Saved data entries
**********
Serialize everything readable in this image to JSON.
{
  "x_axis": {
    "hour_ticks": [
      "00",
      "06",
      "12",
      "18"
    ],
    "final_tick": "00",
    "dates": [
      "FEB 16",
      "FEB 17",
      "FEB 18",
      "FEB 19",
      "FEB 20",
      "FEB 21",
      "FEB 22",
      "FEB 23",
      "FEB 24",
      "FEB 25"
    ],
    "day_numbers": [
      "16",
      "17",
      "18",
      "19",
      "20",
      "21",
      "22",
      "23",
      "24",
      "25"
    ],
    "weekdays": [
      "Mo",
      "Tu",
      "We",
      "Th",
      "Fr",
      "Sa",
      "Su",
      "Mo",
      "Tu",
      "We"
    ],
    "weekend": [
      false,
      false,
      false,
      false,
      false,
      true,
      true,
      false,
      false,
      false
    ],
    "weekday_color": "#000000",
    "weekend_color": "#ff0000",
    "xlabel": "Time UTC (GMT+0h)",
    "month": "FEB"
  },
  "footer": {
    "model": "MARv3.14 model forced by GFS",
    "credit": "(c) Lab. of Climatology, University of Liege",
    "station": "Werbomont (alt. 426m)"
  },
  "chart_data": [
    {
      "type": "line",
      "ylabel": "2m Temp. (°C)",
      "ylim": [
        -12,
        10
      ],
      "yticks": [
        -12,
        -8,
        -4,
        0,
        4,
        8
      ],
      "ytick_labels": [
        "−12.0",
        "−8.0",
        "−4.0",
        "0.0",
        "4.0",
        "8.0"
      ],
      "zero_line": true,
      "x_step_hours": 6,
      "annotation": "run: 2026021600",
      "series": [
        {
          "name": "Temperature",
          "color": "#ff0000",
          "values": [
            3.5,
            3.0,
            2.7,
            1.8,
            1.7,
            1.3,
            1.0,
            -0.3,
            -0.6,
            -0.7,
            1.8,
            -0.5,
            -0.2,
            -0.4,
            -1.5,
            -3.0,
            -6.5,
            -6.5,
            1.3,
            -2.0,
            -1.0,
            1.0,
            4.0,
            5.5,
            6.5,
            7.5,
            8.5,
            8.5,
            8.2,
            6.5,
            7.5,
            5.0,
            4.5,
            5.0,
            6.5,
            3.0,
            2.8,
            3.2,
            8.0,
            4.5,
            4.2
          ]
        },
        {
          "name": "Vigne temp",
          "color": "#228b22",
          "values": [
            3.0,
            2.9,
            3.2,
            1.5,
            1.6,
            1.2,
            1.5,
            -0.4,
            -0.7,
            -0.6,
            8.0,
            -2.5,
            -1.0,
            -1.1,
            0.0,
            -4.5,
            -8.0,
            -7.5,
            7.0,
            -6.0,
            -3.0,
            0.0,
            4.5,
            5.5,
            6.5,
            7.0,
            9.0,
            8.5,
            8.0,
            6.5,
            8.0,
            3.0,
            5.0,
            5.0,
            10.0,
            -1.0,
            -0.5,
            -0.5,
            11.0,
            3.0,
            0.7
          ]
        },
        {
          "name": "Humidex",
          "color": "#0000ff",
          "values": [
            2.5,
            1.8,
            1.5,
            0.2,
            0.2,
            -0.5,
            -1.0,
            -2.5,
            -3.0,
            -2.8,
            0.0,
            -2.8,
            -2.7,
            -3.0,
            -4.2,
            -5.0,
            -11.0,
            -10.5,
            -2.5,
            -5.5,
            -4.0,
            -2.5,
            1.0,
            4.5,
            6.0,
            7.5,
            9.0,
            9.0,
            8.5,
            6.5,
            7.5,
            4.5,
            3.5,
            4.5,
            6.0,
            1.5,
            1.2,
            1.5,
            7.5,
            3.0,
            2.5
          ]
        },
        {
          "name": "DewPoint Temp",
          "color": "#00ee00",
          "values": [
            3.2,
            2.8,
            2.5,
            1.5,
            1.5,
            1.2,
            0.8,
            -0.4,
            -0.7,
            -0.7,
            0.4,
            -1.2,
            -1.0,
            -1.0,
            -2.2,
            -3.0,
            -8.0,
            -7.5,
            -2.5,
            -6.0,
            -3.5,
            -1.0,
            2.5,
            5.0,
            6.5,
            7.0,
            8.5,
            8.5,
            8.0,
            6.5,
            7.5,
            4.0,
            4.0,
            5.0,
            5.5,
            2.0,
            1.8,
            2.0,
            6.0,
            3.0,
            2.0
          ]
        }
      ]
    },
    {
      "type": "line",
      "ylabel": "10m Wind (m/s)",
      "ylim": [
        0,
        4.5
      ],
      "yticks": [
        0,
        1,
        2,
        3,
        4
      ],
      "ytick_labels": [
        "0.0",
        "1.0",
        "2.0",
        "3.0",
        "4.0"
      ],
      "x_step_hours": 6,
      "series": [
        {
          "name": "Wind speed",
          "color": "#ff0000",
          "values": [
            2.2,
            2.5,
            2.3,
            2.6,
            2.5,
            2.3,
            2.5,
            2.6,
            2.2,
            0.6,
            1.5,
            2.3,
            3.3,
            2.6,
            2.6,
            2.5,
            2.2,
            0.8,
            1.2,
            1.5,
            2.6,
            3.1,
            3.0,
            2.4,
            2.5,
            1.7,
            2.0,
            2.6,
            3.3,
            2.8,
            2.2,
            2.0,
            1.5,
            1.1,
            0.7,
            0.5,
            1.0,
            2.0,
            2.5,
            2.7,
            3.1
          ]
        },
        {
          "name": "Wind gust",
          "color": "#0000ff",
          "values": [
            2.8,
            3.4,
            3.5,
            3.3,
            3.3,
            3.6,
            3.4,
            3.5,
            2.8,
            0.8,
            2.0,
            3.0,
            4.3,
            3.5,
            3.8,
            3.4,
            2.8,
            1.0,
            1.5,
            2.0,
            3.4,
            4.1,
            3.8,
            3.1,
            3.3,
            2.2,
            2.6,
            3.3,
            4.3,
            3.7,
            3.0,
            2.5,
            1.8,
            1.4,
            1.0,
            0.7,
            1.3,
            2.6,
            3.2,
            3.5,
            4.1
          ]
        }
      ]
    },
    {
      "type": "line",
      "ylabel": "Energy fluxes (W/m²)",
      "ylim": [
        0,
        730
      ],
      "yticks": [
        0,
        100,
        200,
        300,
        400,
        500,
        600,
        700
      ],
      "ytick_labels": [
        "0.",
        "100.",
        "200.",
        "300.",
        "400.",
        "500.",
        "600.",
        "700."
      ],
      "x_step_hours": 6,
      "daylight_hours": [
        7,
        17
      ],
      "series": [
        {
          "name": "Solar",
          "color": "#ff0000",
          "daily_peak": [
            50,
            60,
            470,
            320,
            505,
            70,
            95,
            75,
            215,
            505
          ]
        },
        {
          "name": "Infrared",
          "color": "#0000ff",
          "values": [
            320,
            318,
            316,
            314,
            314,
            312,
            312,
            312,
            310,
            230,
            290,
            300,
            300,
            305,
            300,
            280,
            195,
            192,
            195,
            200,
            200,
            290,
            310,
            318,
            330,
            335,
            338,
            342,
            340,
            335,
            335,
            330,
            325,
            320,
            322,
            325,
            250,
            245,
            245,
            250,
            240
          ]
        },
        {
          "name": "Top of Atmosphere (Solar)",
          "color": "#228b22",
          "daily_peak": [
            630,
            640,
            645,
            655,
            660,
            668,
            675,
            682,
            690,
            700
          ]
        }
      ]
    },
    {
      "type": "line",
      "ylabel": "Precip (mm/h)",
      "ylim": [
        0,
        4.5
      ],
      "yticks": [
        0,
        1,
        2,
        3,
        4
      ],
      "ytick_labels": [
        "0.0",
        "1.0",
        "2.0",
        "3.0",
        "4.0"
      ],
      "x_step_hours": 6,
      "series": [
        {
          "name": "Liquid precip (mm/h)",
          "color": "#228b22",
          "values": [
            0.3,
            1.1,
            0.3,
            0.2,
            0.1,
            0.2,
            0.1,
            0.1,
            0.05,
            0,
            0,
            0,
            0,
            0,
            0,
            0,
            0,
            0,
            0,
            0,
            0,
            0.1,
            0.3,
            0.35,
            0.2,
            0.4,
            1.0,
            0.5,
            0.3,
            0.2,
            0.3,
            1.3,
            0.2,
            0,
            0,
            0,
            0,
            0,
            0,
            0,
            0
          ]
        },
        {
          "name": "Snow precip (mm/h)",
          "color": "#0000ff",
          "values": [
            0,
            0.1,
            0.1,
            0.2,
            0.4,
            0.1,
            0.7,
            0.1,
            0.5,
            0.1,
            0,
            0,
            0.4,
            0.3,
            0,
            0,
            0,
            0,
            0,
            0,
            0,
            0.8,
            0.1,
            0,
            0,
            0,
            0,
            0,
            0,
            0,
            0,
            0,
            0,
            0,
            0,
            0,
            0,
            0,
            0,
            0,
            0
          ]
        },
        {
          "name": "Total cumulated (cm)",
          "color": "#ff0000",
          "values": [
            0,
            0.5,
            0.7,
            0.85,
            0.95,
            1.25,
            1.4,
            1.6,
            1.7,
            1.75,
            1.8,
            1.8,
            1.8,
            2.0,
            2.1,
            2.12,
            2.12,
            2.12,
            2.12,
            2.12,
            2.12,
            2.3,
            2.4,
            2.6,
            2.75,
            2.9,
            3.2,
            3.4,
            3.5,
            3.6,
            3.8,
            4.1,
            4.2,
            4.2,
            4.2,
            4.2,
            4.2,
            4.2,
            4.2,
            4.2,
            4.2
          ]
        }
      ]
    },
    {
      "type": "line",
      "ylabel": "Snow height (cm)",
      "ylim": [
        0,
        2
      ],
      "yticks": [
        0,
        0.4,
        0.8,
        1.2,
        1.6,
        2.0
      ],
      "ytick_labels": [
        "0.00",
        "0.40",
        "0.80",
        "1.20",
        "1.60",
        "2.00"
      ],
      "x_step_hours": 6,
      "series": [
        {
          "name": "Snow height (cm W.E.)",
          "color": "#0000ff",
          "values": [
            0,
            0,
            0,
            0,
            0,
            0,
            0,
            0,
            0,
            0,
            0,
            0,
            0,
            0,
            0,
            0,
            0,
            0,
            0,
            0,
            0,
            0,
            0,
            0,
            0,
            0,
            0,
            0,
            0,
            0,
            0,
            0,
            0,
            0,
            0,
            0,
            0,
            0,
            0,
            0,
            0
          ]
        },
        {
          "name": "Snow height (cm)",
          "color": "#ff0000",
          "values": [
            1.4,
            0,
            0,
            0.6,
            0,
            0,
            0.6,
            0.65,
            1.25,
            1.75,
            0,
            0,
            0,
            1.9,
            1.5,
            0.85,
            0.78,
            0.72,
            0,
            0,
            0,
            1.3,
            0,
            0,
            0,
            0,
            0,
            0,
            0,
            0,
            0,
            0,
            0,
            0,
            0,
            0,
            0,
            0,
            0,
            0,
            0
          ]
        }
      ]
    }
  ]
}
**********
Written request
Work through the records above line by line and count those that hold the string "Wind". Give only the result.

Response to this exercise
3